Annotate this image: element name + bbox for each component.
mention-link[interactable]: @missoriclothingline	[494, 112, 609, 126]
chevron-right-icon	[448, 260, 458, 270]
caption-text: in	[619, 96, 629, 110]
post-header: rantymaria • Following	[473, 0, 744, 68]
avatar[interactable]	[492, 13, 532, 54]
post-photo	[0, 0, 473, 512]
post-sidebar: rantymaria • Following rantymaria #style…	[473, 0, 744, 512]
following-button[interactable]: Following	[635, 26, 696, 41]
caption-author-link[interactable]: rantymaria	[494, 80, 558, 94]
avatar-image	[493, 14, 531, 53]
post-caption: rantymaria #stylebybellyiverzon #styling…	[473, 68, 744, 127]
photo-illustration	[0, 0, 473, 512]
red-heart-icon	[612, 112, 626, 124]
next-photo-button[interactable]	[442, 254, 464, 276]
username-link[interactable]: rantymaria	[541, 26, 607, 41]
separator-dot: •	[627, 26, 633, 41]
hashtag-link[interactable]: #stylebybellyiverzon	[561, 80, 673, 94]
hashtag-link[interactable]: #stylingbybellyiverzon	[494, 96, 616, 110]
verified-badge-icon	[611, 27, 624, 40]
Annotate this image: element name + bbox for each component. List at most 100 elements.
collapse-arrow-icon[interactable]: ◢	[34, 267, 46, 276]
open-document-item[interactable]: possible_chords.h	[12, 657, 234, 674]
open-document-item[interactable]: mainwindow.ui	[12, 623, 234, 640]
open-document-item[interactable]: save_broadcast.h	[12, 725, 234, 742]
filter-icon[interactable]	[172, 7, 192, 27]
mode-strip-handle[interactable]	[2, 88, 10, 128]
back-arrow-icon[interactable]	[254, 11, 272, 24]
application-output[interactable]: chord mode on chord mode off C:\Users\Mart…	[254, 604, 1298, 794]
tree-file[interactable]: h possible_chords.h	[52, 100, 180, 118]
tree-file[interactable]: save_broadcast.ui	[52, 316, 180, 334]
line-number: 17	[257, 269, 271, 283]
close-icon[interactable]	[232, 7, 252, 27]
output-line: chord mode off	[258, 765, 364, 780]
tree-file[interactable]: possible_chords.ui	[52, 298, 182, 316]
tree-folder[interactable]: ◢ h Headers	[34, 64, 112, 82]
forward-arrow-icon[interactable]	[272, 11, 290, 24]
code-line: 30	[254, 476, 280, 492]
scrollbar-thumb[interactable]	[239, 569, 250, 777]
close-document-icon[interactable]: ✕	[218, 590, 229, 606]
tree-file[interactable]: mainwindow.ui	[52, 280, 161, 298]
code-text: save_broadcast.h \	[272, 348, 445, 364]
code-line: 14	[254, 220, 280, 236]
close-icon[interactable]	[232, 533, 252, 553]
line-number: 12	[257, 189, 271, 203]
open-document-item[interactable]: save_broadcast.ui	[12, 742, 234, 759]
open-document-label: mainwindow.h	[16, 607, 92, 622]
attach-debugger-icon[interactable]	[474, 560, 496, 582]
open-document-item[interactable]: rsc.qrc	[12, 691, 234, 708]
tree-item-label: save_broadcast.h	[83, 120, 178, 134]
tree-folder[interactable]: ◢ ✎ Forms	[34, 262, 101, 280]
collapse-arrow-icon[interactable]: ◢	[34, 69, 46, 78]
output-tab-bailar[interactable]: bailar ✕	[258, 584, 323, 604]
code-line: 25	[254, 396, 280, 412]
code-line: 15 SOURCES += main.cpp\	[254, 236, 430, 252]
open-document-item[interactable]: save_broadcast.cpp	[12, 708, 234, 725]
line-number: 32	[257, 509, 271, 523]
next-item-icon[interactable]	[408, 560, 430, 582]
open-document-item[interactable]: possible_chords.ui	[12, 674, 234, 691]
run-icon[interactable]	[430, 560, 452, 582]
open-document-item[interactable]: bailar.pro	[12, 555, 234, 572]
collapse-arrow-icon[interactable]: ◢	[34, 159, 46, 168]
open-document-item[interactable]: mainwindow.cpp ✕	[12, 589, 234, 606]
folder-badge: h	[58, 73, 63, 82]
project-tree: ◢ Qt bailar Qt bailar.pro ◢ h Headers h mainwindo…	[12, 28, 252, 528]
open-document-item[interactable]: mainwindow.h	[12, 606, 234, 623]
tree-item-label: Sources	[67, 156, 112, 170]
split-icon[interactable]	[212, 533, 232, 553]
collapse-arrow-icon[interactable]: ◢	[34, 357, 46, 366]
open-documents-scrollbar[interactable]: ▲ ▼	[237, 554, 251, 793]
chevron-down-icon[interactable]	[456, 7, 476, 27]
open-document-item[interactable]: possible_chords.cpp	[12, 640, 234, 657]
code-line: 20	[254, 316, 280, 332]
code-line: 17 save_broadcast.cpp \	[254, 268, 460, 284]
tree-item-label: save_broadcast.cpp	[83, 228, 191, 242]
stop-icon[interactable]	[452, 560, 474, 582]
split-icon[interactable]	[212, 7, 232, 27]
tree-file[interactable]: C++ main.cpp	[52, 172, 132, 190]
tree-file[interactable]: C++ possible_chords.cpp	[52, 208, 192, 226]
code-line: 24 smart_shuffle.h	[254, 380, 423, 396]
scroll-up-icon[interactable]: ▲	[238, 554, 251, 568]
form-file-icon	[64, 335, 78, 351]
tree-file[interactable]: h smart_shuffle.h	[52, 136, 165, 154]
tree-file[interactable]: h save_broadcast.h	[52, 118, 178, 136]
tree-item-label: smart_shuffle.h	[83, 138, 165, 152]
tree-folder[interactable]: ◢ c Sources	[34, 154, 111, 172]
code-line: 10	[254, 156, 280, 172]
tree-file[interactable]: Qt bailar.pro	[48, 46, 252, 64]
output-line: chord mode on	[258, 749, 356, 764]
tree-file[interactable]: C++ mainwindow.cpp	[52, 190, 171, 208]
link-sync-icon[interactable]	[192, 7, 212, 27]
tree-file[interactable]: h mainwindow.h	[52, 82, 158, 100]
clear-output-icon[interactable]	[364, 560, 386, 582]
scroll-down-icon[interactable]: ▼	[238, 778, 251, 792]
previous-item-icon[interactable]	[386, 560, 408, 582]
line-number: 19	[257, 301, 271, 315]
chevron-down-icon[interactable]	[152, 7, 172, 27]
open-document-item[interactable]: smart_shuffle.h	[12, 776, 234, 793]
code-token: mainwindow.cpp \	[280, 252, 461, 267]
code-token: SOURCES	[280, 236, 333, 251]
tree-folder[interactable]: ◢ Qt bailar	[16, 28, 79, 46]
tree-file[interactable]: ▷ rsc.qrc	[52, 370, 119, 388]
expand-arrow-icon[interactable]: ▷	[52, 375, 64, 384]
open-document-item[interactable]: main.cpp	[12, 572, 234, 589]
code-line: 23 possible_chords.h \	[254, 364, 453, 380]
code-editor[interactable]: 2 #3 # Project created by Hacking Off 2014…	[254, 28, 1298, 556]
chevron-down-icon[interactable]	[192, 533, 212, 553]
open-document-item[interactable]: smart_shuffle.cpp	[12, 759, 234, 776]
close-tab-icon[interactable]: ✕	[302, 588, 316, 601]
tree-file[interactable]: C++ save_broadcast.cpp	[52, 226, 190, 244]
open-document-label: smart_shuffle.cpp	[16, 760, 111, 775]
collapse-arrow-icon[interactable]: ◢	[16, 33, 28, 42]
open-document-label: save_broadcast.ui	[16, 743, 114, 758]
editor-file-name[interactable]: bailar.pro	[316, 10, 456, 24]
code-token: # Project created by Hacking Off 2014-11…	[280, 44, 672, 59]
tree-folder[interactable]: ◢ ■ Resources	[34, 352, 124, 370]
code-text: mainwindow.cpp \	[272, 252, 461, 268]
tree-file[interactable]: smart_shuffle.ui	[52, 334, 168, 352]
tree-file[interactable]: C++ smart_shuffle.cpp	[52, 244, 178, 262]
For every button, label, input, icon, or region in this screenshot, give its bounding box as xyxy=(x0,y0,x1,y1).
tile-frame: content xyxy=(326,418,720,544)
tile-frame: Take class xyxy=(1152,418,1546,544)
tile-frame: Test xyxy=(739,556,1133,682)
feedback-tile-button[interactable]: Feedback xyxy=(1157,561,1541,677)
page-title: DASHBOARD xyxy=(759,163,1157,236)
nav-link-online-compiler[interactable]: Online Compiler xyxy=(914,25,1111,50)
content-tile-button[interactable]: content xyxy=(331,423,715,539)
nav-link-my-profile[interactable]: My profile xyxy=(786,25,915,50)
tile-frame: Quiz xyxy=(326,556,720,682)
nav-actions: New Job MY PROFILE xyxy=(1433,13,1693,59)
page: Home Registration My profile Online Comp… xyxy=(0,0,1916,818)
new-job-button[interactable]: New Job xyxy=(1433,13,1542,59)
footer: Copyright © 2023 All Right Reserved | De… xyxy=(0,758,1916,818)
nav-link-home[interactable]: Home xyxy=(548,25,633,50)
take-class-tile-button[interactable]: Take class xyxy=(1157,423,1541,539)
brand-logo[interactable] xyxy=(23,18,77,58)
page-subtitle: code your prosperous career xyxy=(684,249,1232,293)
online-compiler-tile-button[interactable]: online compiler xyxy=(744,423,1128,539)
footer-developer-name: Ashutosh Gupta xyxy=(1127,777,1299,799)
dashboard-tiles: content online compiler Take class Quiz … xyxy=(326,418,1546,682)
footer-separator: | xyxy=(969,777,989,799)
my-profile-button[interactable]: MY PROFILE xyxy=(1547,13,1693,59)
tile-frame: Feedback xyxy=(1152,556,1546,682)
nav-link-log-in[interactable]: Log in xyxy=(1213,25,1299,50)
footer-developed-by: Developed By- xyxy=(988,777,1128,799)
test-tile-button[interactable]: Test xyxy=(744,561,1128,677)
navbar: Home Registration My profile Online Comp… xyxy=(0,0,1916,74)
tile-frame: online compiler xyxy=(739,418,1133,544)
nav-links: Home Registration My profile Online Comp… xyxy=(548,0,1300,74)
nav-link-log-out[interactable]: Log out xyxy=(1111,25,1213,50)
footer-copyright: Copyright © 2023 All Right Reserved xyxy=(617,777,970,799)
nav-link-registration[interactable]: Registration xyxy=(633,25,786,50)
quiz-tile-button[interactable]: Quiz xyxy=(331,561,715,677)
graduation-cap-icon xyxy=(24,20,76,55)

> [To be done]: Pick out each line of the data that contains the string "caption".

> [Exercise solution]:
caption-text: in	[619, 96, 629, 110]
caption-author-link[interactable]: rantymaria	[494, 80, 558, 94]
post-caption: rantymaria #stylebybellyiverzon #styling…	[473, 68, 744, 127]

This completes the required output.